Work to do
List the entries from the line with "nav-feeds[interactable]: Feeds bbox=[597, 20, 647, 41]" up to and including the line with "parser-desc: Use SimplePie" as a numbered list, leaving out blank lines.
□ □ □ □
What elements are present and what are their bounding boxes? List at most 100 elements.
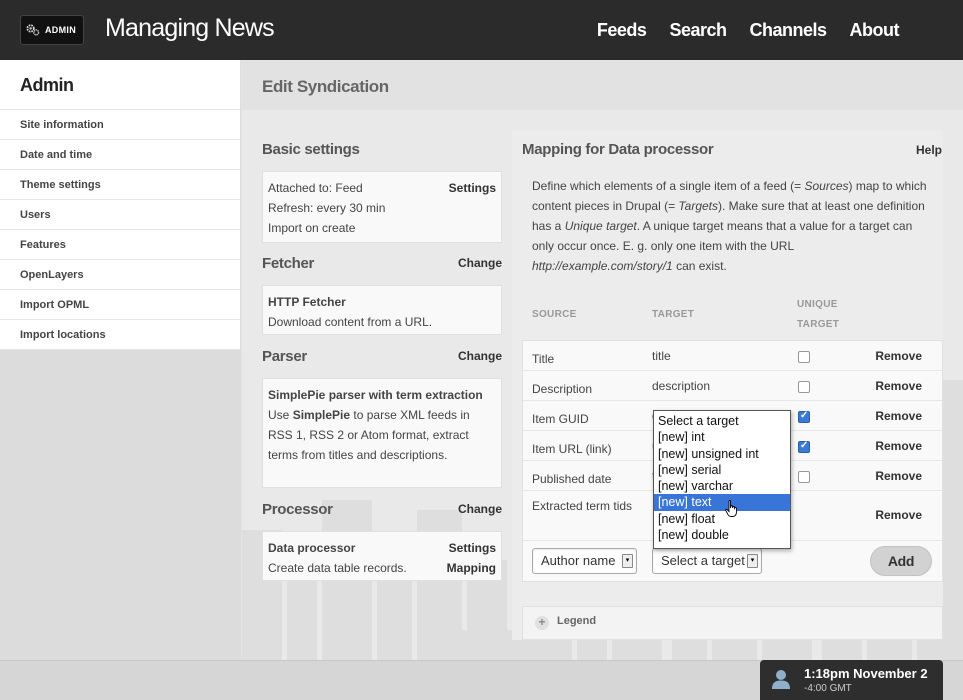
nav-feeds[interactable]: Feeds bbox=[597, 20, 647, 41]
processor-change-link[interactable]: Change bbox=[458, 502, 502, 516]
processor-heading-text: Processor bbox=[262, 501, 333, 518]
sidebar-item-date-and-time[interactable]: Date and time bbox=[0, 140, 240, 170]
chevron-down-icon: ▾ bbox=[747, 554, 758, 568]
sidebar-item-features[interactable]: Features bbox=[0, 230, 240, 260]
parser-desc: Use SimplePie to parse XML feeds in RSS … bbox=[268, 405, 496, 465]
fetcher-heading: Fetcher Change bbox=[262, 255, 502, 272]
processor-mapping-link[interactable]: Mapping bbox=[447, 558, 496, 578]
table-row: Title title Remove bbox=[523, 341, 942, 371]
parser-use-text: Use bbox=[268, 408, 290, 422]
column-unique-2: TARGET bbox=[797, 319, 840, 330]
user-icon bbox=[772, 670, 790, 689]
logo-text: ADMIN bbox=[45, 25, 76, 35]
sidebar-title: Admin bbox=[0, 60, 240, 110]
expand-plus-icon[interactable]: + bbox=[535, 616, 549, 630]
processor-heading: Processor Change bbox=[262, 501, 502, 518]
nav-channels[interactable]: Channels bbox=[749, 20, 827, 41]
table-row: Description description Remove bbox=[523, 371, 942, 401]
basic-settings-heading: Basic settings bbox=[262, 141, 360, 158]
column-unique-1: UNIQUE bbox=[797, 299, 838, 310]
page-title: Edit Syndication bbox=[262, 77, 389, 96]
parser-heading-text: Parser bbox=[262, 348, 307, 365]
fetcher-panel: HTTP Fetcher Download content from a URL… bbox=[262, 285, 502, 335]
parser-name: SimplePie parser with term extraction bbox=[268, 388, 483, 402]
legend-panel[interactable]: + Legend bbox=[522, 606, 943, 640]
mapping-description: Define which elements of a single item o… bbox=[532, 179, 927, 273]
dropdown-option[interactable]: [new] double bbox=[654, 527, 790, 543]
row-source: Item GUID bbox=[532, 412, 589, 426]
add-source-select[interactable]: Author name ▾ bbox=[532, 548, 637, 574]
chevron-down-icon: ▾ bbox=[622, 554, 633, 568]
hand-cursor-icon bbox=[725, 500, 737, 517]
row-target: description bbox=[652, 379, 711, 393]
sidebar-item-openlayers[interactable]: OpenLayers bbox=[0, 260, 240, 290]
fetcher-name: HTTP Fetcher bbox=[268, 295, 346, 309]
unique-checkbox[interactable] bbox=[798, 410, 810, 423]
add-target-value: Select a target bbox=[661, 553, 745, 568]
dropdown-option[interactable]: Select a target bbox=[654, 413, 790, 429]
nav-about[interactable]: About bbox=[850, 20, 900, 41]
sidebar-item-import-locations[interactable]: Import locations bbox=[0, 320, 240, 350]
processor-panel: Data processor Settings Create data tabl… bbox=[262, 531, 502, 581]
processor-name: Data processor bbox=[268, 541, 356, 555]
add-source-value: Author name bbox=[541, 553, 616, 568]
dropdown-option[interactable]: [new] varchar bbox=[654, 478, 790, 494]
fetcher-heading-text: Fetcher bbox=[262, 255, 315, 272]
legend-toggle[interactable]: Legend bbox=[557, 615, 596, 627]
processor-settings-link[interactable]: Settings bbox=[449, 538, 496, 558]
unique-checkbox[interactable] bbox=[798, 440, 810, 453]
mapping-heading: Mapping for Data processor bbox=[522, 141, 714, 158]
row-source: Published date bbox=[532, 472, 612, 486]
admin-logo[interactable]: ADMIN bbox=[20, 15, 84, 45]
parser-panel: SimplePie parser with term extraction Us… bbox=[262, 378, 502, 488]
sidebar-item-users[interactable]: Users bbox=[0, 200, 240, 230]
dropdown-option[interactable]: [new] float bbox=[654, 511, 790, 527]
remove-button[interactable]: Remove bbox=[875, 379, 922, 393]
dropdown-option[interactable]: [new] unsigned int bbox=[654, 446, 790, 462]
remove-button[interactable]: Remove bbox=[875, 439, 922, 453]
admin-sidebar: Admin Site information Date and time The… bbox=[0, 60, 241, 350]
parser-change-link[interactable]: Change bbox=[458, 349, 502, 363]
dropdown-option[interactable]: [new] serial bbox=[654, 462, 790, 478]
clock-timezone: -4:00 GMT bbox=[804, 683, 852, 694]
sidebar-item-theme-settings[interactable]: Theme settings bbox=[0, 170, 240, 200]
remove-button[interactable]: Remove bbox=[875, 508, 922, 522]
unique-checkbox[interactable] bbox=[798, 471, 810, 483]
row-source: Title bbox=[532, 352, 555, 366]
row-source: Description bbox=[532, 382, 593, 396]
main-nav: Feeds Search Channels About bbox=[574, 20, 900, 41]
dropdown-option-highlighted[interactable]: [new] text bbox=[654, 494, 790, 511]
basic-settings-panel: Attached to: Feed Settings Refresh: ever… bbox=[262, 171, 502, 243]
row-source: Item URL (link) bbox=[532, 442, 612, 456]
parser-heading: Parser Change bbox=[262, 348, 502, 365]
basic-settings-link[interactable]: Settings bbox=[449, 178, 496, 198]
gears-icon bbox=[26, 24, 40, 36]
refresh-interval: Refresh: every 30 min bbox=[268, 201, 386, 215]
column-target: TARGET bbox=[652, 309, 695, 320]
row-source: Extracted term tids bbox=[532, 499, 633, 513]
simplepie-link[interactable]: SimplePie bbox=[293, 408, 350, 422]
target-dropdown-list: Select a target [new] int [new] unsigned… bbox=[653, 410, 791, 549]
import-on-create: Import on create bbox=[268, 221, 356, 235]
site-name[interactable]: Managing News bbox=[105, 14, 275, 43]
add-target-select[interactable]: Select a target ▾ bbox=[652, 548, 762, 574]
row-target: title bbox=[652, 349, 671, 363]
add-button[interactable]: Add bbox=[870, 546, 932, 576]
column-source: SOURCE bbox=[532, 309, 577, 320]
fetcher-desc: Download content from a URL. bbox=[268, 315, 433, 329]
unique-checkbox[interactable] bbox=[798, 381, 810, 393]
clock-time: 1:18pm November 2 bbox=[804, 666, 928, 681]
sidebar-item-site-information[interactable]: Site information bbox=[0, 110, 240, 140]
remove-button[interactable]: Remove bbox=[875, 409, 922, 423]
help-link[interactable]: Help bbox=[916, 143, 942, 157]
sidebar-background bbox=[0, 350, 241, 660]
header-bar: ADMIN Managing News Feeds Search Channel… bbox=[0, 0, 963, 60]
unique-checkbox[interactable] bbox=[798, 351, 810, 363]
dropdown-option[interactable]: [new] int bbox=[654, 429, 790, 445]
nav-search[interactable]: Search bbox=[669, 20, 727, 41]
remove-button[interactable]: Remove bbox=[875, 349, 922, 363]
remove-button[interactable]: Remove bbox=[875, 469, 922, 483]
fetcher-change-link[interactable]: Change bbox=[458, 256, 502, 270]
clock-widget[interactable]: 1:18pm November 2 -4:00 GMT bbox=[760, 660, 943, 700]
sidebar-item-import-opml[interactable]: Import OPML bbox=[0, 290, 240, 320]
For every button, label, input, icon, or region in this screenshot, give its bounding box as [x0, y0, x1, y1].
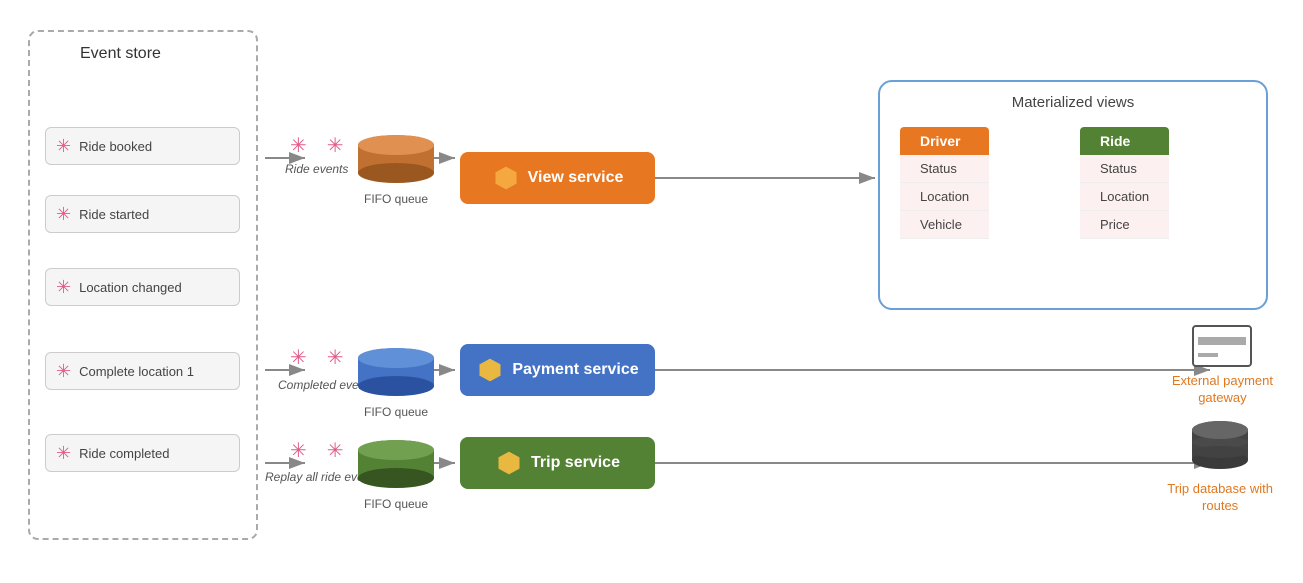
ride-row-status: Status	[1080, 155, 1169, 183]
materialized-views-title: Materialized views	[880, 94, 1266, 111]
external-payment-gateway: External paymentgateway	[1172, 325, 1273, 407]
event-sun-1b: ✳	[327, 133, 344, 158]
arrow-label-ride-events: Ride events	[285, 162, 348, 176]
database-icon	[1190, 420, 1250, 475]
driver-row-status: Status	[900, 155, 989, 183]
ride-row-price: Price	[1080, 211, 1169, 239]
driver-table-header: Driver	[900, 127, 989, 155]
sun-icon-4: ✳	[56, 362, 71, 380]
event-item-location-changed: ✳ Location changed	[45, 268, 240, 306]
sun-icon-2: ✳	[56, 205, 71, 223]
fifo-label-2: FIFO queue	[355, 405, 437, 419]
fifo-cylinder-2	[355, 348, 437, 398]
diagram: Event store ✳ Ride booked ✳ Ride started…	[0, 0, 1303, 583]
event-sun-2b: ✳	[327, 345, 344, 370]
fifo-cylinder-1	[355, 135, 437, 185]
event-item-ride-booked: ✳ Ride booked	[45, 127, 240, 165]
event-sun-2a: ✳	[290, 345, 307, 370]
driver-row-vehicle: Vehicle	[900, 211, 989, 239]
event-sun-3b: ✳	[327, 438, 344, 463]
materialized-views-box: Materialized views Driver Status Locatio…	[878, 80, 1268, 310]
fifo-queue-2: FIFO queue	[355, 348, 437, 419]
ride-table: Ride Status Location Price	[1080, 127, 1169, 239]
event-icons-row3: ✳ ✳	[290, 438, 344, 463]
payment-service-box: Payment service	[460, 344, 655, 396]
fifo-cylinder-3	[355, 440, 437, 490]
trip-database: Trip database withroutes	[1167, 420, 1273, 515]
db-svg	[1190, 420, 1250, 475]
ride-row-location: Location	[1080, 183, 1169, 211]
event-item-complete-location: ✳ Complete location 1	[45, 352, 240, 390]
event-sun-1a: ✳	[290, 133, 307, 158]
ride-table-header: Ride	[1080, 127, 1169, 155]
hex-icon-trip	[495, 449, 523, 477]
sun-icon-3: ✳	[56, 278, 71, 296]
event-icons-row2: ✳ ✳	[290, 345, 344, 370]
fifo-queue-1: FIFO queue	[355, 135, 437, 206]
event-sun-3a: ✳	[290, 438, 307, 463]
external-payment-label: External paymentgateway	[1172, 373, 1273, 407]
fifo-queue-3: FIFO queue	[355, 440, 437, 511]
event-store-title: Event store	[80, 45, 161, 63]
event-item-ride-completed: ✳ Ride completed	[45, 434, 240, 472]
driver-row-location: Location	[900, 183, 989, 211]
fifo-label-3: FIFO queue	[355, 497, 437, 511]
hex-icon-payment	[476, 356, 504, 384]
trip-database-label: Trip database withroutes	[1167, 481, 1273, 515]
driver-table: Driver Status Location Vehicle	[900, 127, 989, 239]
view-service-box: View service	[460, 152, 655, 204]
hex-icon-view	[492, 164, 520, 192]
sun-icon-1: ✳	[56, 137, 71, 155]
sun-icon-5: ✳	[56, 444, 71, 462]
fifo-label-1: FIFO queue	[355, 192, 437, 206]
payment-card-icon	[1192, 325, 1252, 367]
event-item-ride-started: ✳ Ride started	[45, 195, 240, 233]
event-icons-row1: ✳ ✳	[290, 133, 344, 158]
trip-service-box: Trip service	[460, 437, 655, 489]
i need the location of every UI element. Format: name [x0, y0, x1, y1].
□ □ □ □
Solved problem
1. nav-feeds[interactable]: Feeds bbox=[597, 20, 647, 41]
2. processor-change-link[interactable]: Change bbox=[458, 502, 502, 516]
3. processor-heading-text: Processor bbox=[262, 501, 333, 518]
4. sidebar-item-date-and-time[interactable]: Date and time bbox=[0, 140, 240, 170]
5. chevron-down-icon: ▾ bbox=[747, 554, 758, 568]
6. sidebar-item-features[interactable]: Features bbox=[0, 230, 240, 260]
7. parser-desc: Use SimplePie to parse XML feeds in RSS … bbox=[268, 405, 496, 465]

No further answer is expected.